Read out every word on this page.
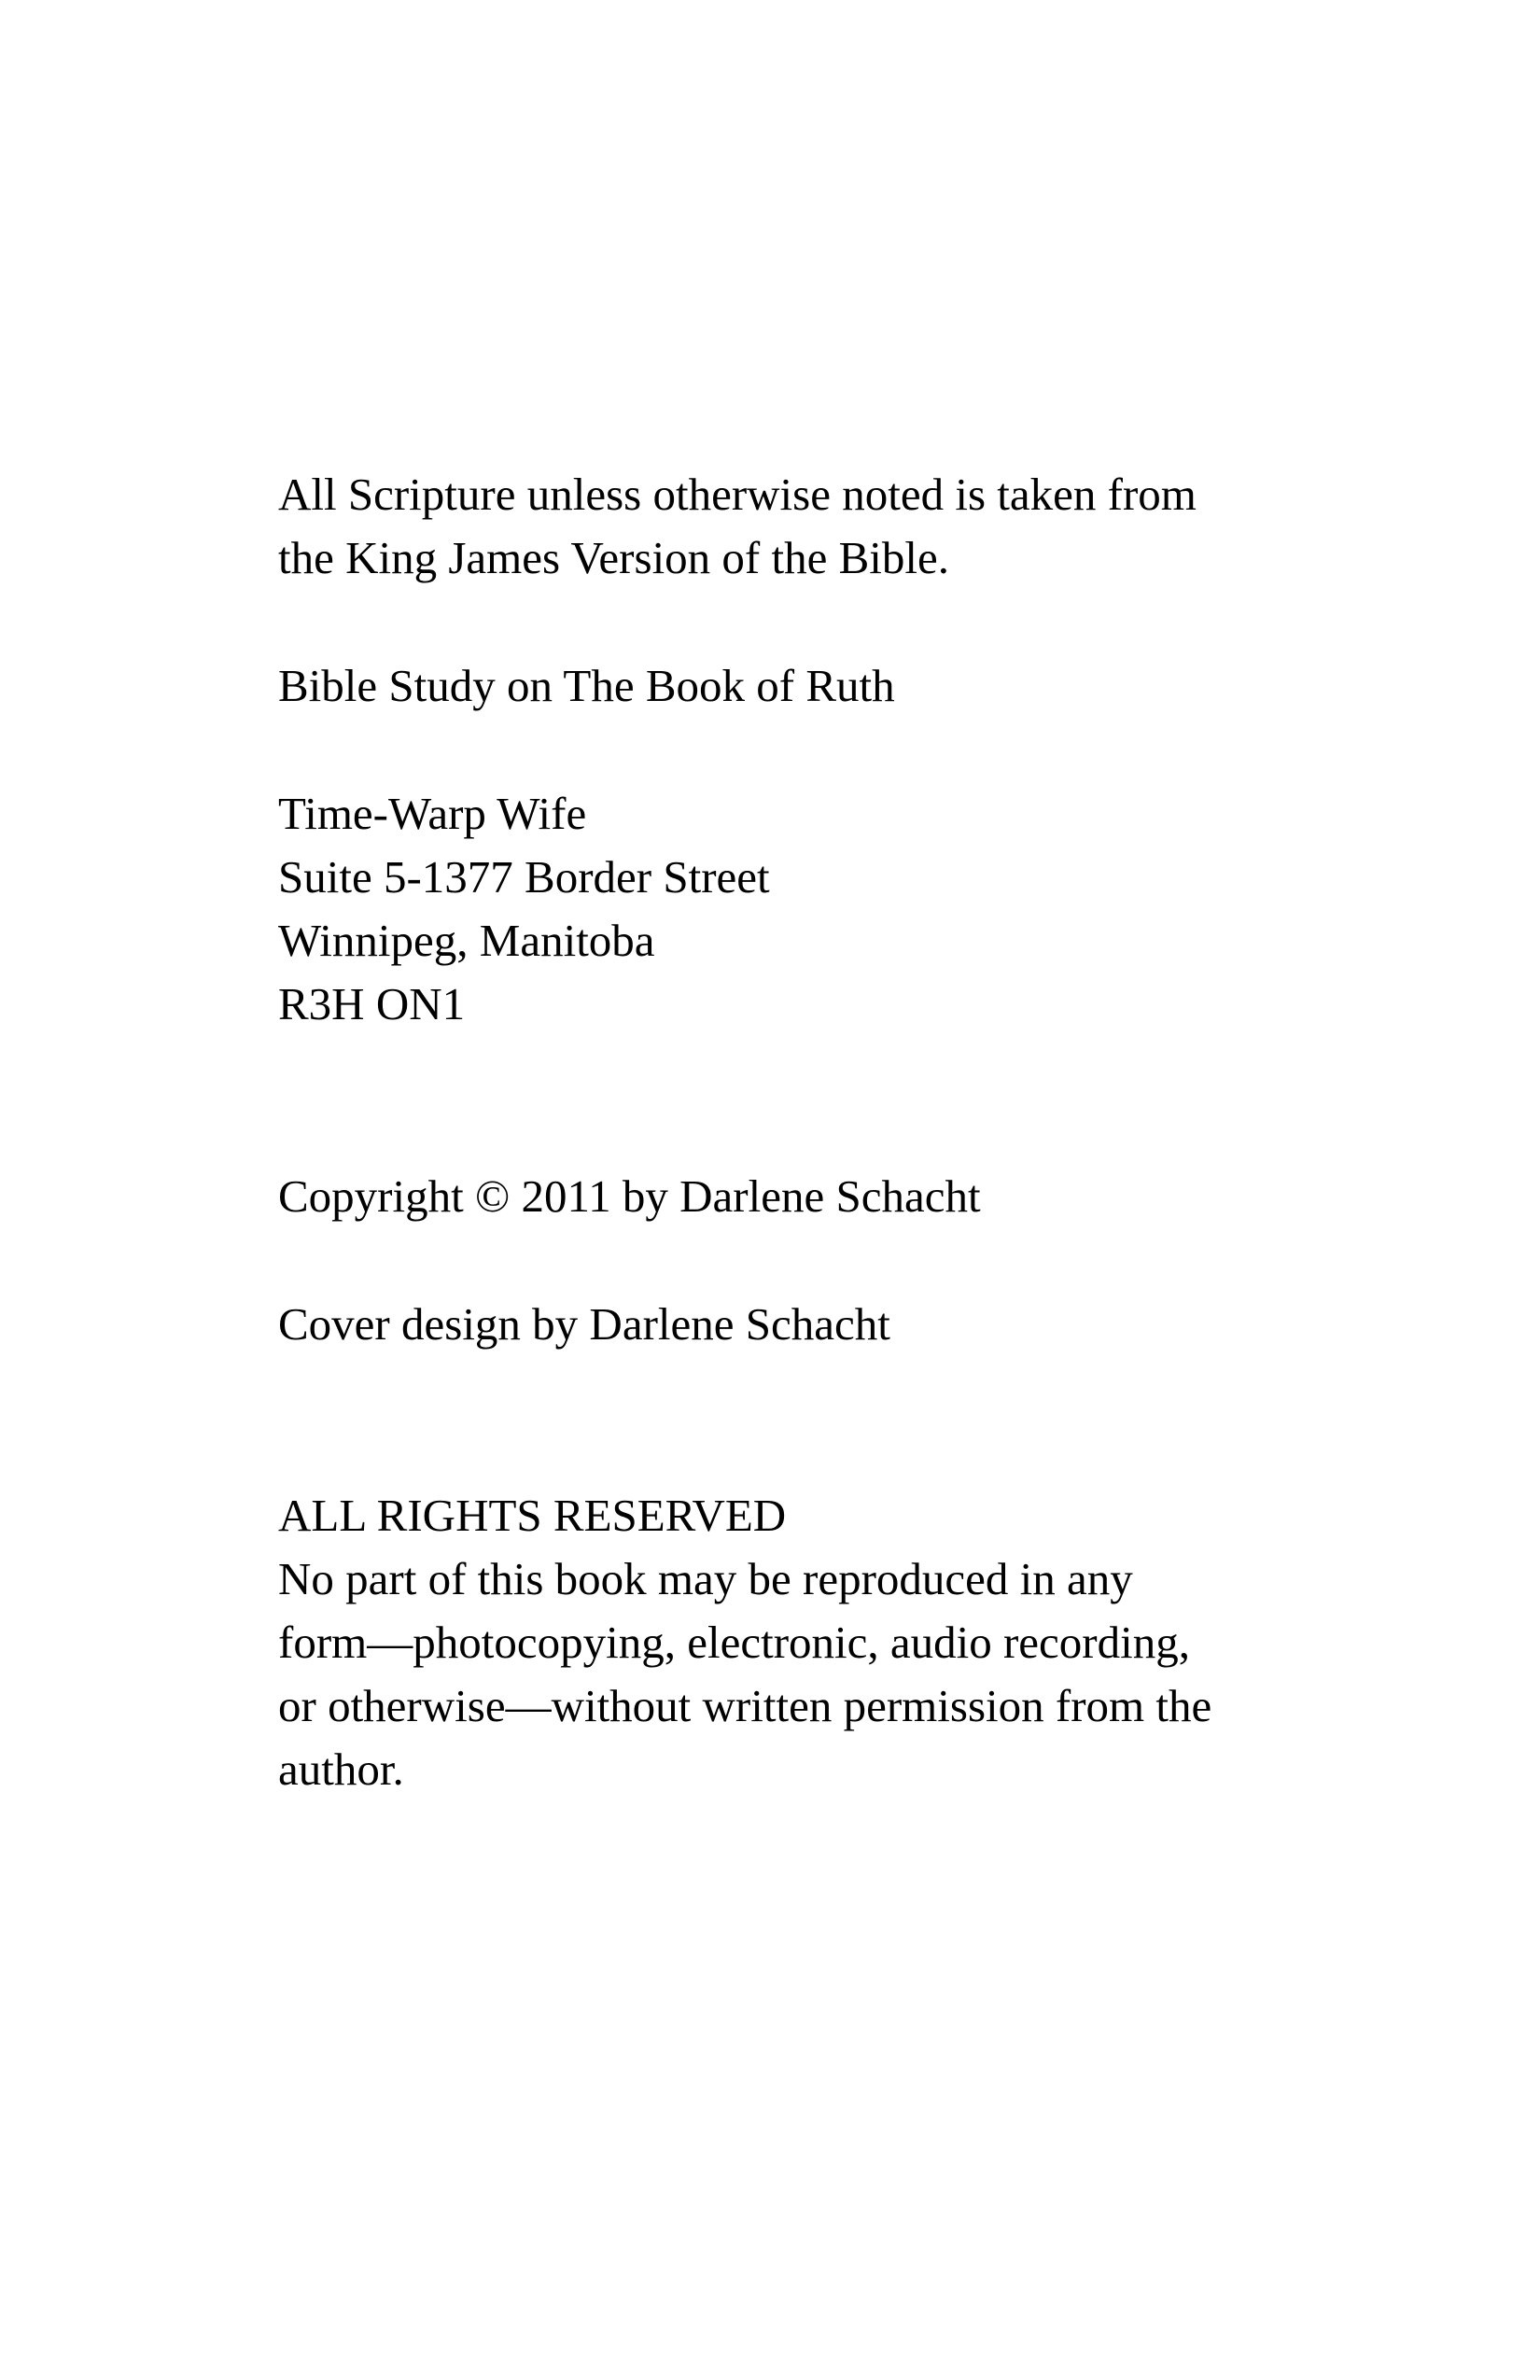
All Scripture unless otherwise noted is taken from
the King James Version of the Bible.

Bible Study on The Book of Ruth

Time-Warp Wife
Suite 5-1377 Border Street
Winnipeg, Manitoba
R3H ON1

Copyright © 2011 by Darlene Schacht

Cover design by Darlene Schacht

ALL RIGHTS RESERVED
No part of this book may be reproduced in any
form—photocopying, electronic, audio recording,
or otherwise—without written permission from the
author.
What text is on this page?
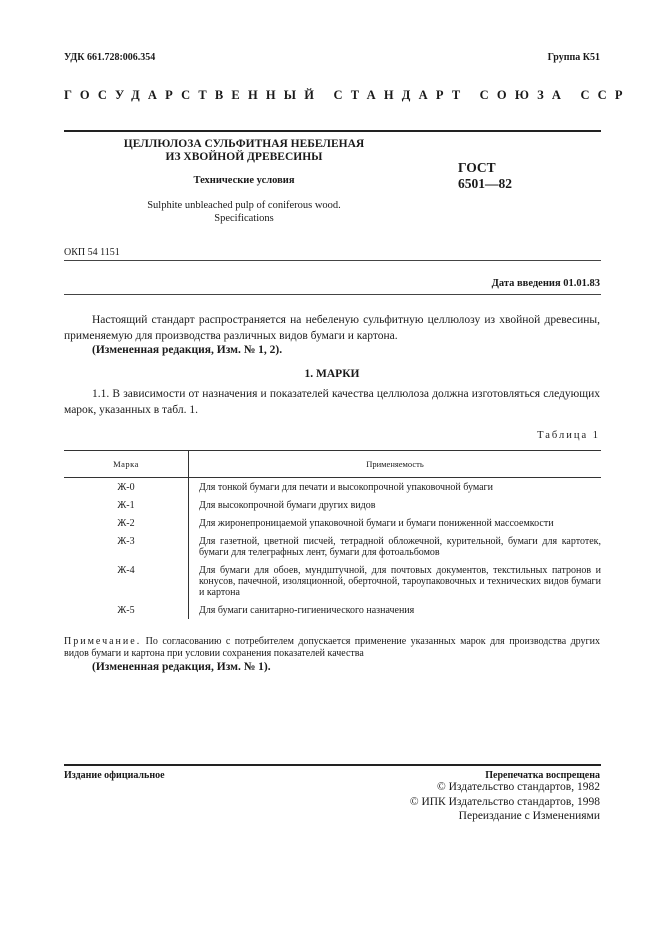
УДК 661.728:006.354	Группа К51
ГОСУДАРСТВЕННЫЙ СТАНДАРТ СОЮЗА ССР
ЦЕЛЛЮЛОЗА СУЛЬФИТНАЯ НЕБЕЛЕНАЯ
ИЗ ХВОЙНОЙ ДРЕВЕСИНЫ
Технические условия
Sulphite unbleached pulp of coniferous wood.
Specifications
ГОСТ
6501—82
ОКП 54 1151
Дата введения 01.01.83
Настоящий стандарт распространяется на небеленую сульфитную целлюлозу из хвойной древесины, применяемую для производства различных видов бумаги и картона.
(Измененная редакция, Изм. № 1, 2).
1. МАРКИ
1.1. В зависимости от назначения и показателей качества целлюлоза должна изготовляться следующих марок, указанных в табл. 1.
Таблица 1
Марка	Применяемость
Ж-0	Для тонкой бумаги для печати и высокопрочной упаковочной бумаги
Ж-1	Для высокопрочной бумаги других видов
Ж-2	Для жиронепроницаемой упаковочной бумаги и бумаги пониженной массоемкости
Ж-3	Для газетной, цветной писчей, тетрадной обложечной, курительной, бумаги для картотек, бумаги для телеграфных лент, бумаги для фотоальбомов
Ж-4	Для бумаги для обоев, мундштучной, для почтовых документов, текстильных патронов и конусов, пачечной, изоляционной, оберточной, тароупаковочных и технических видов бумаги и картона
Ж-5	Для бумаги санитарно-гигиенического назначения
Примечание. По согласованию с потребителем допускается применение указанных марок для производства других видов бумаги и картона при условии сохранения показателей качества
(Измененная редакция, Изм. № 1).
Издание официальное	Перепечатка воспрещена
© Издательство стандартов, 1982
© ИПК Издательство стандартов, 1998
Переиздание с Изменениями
◆ ◆ ◆ ◆ ◆
# [PROBLEM TO WORK ON]
Retype everything in the material word for word, minus pictures.

# [WRITTEN SOLUTION]
Read out every word on this page.
All Scripture unless otherwise noted is taken from
the King James Version of the Bible.

Bible Study on The Book of Ruth

Time-Warp Wife
Suite 5-1377 Border Street
Winnipeg, Manitoba
R3H ON1

Copyright © 2011 by Darlene Schacht

Cover design by Darlene Schacht

ALL RIGHTS RESERVED
No part of this book may be reproduced in any
form—photocopying, electronic, audio recording,
or otherwise—without written permission from the
author.
What text is on this page?
УДК 661.728:006.354	Группа К51
ГОСУДАРСТВЕННЫЙ СТАНДАРТ СОЮЗА ССР
ЦЕЛЛЮЛОЗА СУЛЬФИТНАЯ НЕБЕЛЕНАЯ
ИЗ ХВОЙНОЙ ДРЕВЕСИНЫ
Технические условия
Sulphite unbleached pulp of coniferous wood.
Specifications
ГОСТ
6501—82
ОКП 54 1151
Дата введения 01.01.83
Настоящий стандарт распространяется на небеленую сульфитную целлюлозу из хвойной древесины, применяемую для производства различных видов бумаги и картона.
(Измененная редакция, Изм. № 1, 2).
1. МАРКИ
1.1. В зависимости от назначения и показателей качества целлюлоза должна изготовляться следующих марок, указанных в табл. 1.
Таблица 1
Марка	Применяемость
Ж-0	Для тонкой бумаги для печати и высокопрочной упаковочной бумаги
Ж-1	Для высокопрочной бумаги других видов
Ж-2	Для жиронепроницаемой упаковочной бумаги и бумаги пониженной массоемкости
Ж-3	Для газетной, цветной писчей, тетрадной обложечной, курительной, бумаги для картотек, бумаги для телеграфных лент, бумаги для фотоальбомов
Ж-4	Для бумаги для обоев, мундштучной, для почтовых документов, текстильных патронов и конусов, пачечной, изоляционной, оберточной, тароупаковочных и технических видов бумаги и картона
Ж-5	Для бумаги санитарно-гигиенического назначения
Примечание. По согласованию с потребителем допускается применение указанных марок для производства других видов бумаги и картона при условии сохранения показателей качества
(Измененная редакция, Изм. № 1).
Издание официальное	Перепечатка воспрещена
© Издательство стандартов, 1982
© ИПК Издательство стандартов, 1998
Переиздание с Изменениями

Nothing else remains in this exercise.